* [Exercise task]
Copy out all lines in the data below containing the string "name".

* [Data lines]
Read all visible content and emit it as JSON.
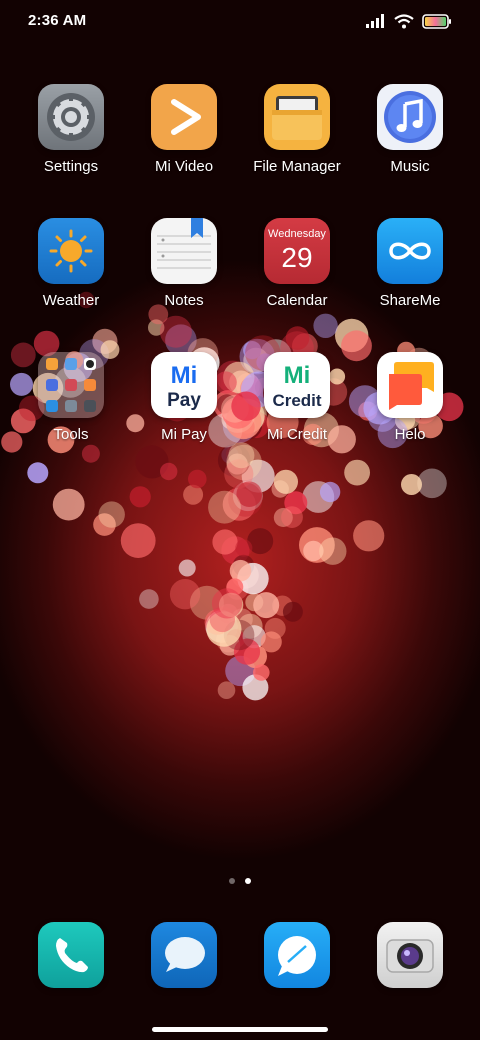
{
  "status_bar": {
    "time": "2:36 AM"
  },
  "home_apps": [
    {
      "label": "Settings",
      "icon": "gear-icon"
    },
    {
      "label": "Mi Video",
      "icon": "play-icon"
    },
    {
      "label": "File Manager",
      "icon": "folder-icon"
    },
    {
      "label": "Music",
      "icon": "music-note-icon"
    },
    {
      "label": "Weather",
      "icon": "sun-icon"
    },
    {
      "label": "Notes",
      "icon": "notepad-icon"
    },
    {
      "label": "Calendar",
      "icon": "calendar-icon",
      "weekday": "Wednesday",
      "day": "29"
    },
    {
      "label": "ShareMe",
      "icon": "infinity-icon"
    },
    {
      "label": "Tools",
      "icon": "folder-grid-icon"
    },
    {
      "label": "Mi Pay",
      "icon": "mi-pay-icon",
      "logo_top": "Mi",
      "logo_bottom": "Pay"
    },
    {
      "label": "Mi Credit",
      "icon": "mi-credit-icon",
      "logo_top": "Mi",
      "logo_bottom": "Credit"
    },
    {
      "label": "Helo",
      "icon": "chat-bubbles-icon"
    }
  ],
  "page_indicator": {
    "pages": 2,
    "active": 2
  },
  "dock": [
    {
      "name": "phone",
      "icon": "phone-icon"
    },
    {
      "name": "messages",
      "icon": "message-bubble-icon"
    },
    {
      "name": "browser",
      "icon": "browser-bubble-icon"
    },
    {
      "name": "camera",
      "icon": "camera-icon"
    }
  ],
  "colors": {
    "wallpaper_red": "#b0201f",
    "settings_bg": "#8a8d92",
    "mivideo_bg": "#f2a54a",
    "filemanager_bg": "#f5b340",
    "music_bg": "#eef1f8",
    "weather_bg": "#1f7fd6",
    "calendar_bg": "#c8323b",
    "shareme_bg": "#1e9cf0",
    "mi_pay_accent": "#1a6cf0",
    "mi_credit_accent": "#14b07a",
    "helo_bg": "#ffffff",
    "phone_bg": "#16b8b0",
    "messages_bg": "#1778d2",
    "browser_bg": "#1a9af0",
    "camera_bg": "#e6e6e6"
  }
}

* [Solution]
      "name": "phone",
      "name": "messages",
      "name": "browser",
      "name": "camera",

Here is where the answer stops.